"""

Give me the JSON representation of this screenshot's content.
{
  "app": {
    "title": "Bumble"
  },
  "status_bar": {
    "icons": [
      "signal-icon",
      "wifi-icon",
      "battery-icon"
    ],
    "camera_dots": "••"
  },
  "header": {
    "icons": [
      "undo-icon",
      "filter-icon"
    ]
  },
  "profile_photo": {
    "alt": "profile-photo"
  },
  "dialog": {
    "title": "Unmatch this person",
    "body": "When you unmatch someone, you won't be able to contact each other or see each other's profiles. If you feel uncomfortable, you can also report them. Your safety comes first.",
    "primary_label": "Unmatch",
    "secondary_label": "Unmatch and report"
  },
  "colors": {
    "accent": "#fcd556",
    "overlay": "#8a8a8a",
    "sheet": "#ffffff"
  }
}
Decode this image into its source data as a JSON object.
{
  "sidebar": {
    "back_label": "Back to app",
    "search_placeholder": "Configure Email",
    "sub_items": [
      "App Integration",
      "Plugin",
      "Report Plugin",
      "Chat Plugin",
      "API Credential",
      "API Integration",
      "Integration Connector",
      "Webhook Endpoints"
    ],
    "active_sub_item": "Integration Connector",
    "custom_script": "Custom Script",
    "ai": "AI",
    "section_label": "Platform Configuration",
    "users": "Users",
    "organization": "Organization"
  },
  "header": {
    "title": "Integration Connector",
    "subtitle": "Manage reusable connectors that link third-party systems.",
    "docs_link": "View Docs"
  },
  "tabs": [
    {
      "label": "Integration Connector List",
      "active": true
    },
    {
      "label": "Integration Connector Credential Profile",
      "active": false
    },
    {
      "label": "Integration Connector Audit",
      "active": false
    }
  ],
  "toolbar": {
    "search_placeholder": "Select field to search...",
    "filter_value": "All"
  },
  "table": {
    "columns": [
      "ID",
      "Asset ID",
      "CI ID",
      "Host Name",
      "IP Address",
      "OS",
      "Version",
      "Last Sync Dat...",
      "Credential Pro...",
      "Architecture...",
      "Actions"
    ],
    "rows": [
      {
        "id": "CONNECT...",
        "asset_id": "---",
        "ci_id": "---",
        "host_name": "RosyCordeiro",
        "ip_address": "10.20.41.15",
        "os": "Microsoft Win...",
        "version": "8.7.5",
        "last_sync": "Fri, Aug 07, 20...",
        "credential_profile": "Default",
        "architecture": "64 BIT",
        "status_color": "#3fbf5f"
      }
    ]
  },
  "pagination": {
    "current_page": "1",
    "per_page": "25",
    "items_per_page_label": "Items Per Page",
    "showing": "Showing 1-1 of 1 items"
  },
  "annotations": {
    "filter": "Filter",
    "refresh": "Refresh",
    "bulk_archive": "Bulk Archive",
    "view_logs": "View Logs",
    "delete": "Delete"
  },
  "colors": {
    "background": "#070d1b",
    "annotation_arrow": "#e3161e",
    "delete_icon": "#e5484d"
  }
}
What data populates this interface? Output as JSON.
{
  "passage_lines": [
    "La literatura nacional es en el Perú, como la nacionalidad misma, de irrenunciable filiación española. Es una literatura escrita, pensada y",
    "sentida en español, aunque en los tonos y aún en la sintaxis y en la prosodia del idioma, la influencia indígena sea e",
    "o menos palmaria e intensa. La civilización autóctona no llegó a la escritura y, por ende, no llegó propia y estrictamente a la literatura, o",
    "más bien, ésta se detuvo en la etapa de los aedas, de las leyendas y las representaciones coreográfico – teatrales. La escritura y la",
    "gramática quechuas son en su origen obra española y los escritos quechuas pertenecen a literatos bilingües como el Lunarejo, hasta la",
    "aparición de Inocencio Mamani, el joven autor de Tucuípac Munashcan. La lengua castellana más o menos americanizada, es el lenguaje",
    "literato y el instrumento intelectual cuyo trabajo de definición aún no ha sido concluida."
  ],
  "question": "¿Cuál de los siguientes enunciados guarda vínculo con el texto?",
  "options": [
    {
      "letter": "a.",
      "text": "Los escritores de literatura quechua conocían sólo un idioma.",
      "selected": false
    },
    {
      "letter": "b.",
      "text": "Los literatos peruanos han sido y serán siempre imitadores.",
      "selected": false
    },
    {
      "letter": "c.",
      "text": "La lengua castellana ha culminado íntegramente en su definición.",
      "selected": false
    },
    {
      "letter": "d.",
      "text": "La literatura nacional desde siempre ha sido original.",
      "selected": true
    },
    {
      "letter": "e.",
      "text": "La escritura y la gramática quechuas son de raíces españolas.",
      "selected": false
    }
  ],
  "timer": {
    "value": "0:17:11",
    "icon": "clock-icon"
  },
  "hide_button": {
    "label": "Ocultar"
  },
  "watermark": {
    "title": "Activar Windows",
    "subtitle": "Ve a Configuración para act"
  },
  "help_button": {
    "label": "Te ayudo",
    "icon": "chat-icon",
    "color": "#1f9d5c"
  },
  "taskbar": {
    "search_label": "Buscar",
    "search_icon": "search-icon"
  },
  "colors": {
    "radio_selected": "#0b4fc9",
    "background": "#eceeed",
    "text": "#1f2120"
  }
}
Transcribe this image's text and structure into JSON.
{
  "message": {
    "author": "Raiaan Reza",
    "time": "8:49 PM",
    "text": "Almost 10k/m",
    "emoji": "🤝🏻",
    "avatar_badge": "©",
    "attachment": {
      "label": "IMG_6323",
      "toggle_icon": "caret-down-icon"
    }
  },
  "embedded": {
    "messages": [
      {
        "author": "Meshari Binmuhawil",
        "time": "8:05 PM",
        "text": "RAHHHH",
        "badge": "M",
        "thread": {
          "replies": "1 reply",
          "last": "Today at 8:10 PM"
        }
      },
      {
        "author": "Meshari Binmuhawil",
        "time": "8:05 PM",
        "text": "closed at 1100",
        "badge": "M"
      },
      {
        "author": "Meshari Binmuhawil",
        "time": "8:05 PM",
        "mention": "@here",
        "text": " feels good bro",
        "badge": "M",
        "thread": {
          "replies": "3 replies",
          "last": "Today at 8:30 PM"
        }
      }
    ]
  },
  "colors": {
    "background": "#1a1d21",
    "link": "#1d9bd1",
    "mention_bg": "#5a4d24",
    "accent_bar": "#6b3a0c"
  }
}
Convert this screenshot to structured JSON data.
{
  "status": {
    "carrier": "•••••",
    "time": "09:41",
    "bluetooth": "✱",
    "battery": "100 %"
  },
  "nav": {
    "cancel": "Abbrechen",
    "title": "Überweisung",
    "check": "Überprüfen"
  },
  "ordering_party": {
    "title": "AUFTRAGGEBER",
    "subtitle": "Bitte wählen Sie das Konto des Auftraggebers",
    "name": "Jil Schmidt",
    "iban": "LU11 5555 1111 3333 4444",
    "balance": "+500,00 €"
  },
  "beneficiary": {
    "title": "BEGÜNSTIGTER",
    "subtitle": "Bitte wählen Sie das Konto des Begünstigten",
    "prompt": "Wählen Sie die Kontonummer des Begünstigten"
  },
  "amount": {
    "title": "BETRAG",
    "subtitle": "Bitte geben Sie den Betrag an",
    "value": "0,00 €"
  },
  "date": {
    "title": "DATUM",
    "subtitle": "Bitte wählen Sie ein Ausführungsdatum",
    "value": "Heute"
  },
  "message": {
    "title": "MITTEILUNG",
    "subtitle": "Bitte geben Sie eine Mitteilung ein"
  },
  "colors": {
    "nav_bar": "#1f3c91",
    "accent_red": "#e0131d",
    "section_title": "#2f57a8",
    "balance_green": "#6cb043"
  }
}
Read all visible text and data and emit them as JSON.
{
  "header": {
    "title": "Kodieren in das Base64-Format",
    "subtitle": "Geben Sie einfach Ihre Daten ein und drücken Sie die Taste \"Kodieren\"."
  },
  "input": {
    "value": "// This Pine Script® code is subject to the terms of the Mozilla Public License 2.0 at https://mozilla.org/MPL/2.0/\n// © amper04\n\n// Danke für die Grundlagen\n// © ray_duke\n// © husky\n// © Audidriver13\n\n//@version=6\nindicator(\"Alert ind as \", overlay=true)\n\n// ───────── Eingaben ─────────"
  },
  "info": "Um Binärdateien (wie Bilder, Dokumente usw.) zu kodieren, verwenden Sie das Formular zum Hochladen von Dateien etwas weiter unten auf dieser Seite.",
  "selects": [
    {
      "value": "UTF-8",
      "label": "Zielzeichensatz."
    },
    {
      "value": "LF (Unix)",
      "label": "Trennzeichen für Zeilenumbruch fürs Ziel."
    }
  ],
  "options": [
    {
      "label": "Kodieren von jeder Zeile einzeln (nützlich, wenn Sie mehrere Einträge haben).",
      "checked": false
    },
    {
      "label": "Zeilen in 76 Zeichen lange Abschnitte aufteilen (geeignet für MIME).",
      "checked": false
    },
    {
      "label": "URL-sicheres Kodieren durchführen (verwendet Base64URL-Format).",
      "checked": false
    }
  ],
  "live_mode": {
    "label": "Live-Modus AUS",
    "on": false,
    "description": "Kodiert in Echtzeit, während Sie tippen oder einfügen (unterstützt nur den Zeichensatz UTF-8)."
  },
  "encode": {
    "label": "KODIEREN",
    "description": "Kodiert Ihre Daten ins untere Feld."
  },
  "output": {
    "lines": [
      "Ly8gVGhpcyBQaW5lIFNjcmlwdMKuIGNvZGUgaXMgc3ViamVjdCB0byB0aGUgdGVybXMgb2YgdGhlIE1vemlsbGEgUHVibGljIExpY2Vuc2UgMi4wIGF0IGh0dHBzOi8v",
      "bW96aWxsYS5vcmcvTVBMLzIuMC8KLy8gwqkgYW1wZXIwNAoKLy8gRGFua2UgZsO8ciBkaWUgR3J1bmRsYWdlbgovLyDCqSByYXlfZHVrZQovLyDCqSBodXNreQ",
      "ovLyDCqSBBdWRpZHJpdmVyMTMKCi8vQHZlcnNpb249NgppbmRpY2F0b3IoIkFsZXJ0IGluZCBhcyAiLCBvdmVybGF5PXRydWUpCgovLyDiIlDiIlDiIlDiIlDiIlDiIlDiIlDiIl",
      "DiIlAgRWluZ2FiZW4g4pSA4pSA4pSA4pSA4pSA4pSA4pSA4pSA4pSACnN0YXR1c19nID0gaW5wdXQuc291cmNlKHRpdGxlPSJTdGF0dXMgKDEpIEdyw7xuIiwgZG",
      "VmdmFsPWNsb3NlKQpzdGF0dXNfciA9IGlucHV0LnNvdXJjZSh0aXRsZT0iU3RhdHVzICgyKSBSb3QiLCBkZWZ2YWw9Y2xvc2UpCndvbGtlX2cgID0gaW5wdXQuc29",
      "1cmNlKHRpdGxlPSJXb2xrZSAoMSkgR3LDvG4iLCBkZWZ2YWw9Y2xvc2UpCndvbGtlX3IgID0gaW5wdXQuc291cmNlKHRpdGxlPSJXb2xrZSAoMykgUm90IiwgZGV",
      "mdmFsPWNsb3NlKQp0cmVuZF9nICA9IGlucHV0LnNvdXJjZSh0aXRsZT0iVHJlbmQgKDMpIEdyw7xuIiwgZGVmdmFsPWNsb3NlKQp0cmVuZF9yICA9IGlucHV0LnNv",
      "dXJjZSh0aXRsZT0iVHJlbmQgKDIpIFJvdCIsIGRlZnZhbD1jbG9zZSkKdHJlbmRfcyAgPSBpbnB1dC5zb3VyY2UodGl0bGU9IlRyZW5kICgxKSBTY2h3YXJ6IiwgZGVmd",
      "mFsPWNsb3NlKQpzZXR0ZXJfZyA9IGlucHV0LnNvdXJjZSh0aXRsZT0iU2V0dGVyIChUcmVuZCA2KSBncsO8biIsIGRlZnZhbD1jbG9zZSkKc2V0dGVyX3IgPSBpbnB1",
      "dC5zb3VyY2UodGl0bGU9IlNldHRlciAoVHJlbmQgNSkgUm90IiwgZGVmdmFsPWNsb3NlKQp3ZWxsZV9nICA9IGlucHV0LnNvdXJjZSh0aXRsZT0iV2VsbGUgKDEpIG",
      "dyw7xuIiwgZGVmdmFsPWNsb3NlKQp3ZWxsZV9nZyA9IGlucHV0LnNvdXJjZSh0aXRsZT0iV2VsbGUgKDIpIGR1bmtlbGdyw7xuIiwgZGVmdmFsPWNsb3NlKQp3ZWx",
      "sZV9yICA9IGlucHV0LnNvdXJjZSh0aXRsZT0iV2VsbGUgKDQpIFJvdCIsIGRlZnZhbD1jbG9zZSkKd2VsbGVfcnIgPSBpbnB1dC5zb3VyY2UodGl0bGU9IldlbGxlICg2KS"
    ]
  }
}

"""

**Aim of the task**
Give the count of lines in the data shown above that contain "menos", and nothing else.

**Solution below**
2